▶ **Exercise**: Report how many lines hold the string "JSON". Give the number and nothing else.

▶ **Material shown**:
▽

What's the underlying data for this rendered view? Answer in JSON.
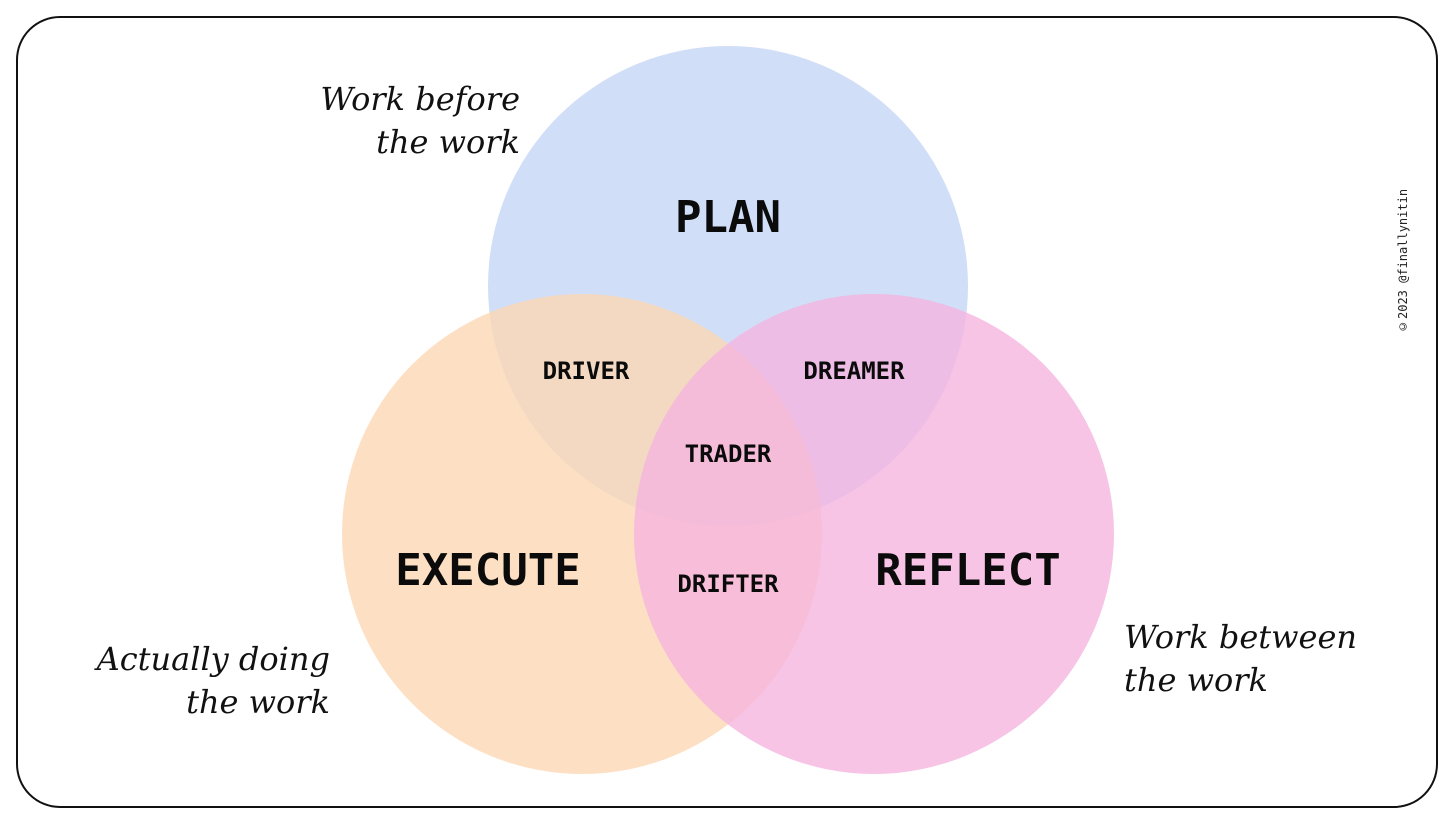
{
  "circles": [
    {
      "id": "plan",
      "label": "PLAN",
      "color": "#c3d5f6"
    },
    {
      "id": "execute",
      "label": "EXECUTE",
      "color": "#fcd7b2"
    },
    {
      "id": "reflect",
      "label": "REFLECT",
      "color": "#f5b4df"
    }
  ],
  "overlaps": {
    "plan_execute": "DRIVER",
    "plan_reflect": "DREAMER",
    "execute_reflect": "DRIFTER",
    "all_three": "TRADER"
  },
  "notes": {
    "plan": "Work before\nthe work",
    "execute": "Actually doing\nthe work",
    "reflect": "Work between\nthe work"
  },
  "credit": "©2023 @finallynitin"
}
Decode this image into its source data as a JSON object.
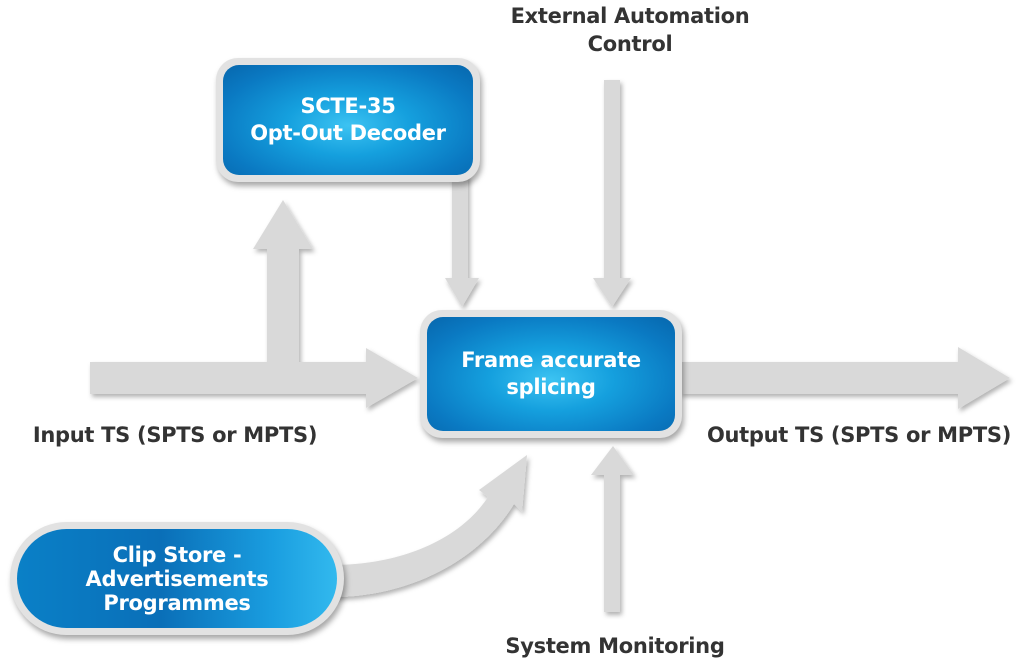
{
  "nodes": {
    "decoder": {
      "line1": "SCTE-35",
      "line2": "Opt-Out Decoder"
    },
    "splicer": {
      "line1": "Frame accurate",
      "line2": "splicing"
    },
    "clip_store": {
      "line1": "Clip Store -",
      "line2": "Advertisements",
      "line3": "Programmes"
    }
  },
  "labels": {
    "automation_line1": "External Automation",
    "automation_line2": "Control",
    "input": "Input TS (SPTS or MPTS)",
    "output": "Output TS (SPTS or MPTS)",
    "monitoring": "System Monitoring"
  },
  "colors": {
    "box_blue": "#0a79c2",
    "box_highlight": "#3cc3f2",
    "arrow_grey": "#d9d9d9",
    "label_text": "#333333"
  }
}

△

▶ **Correct output**: 2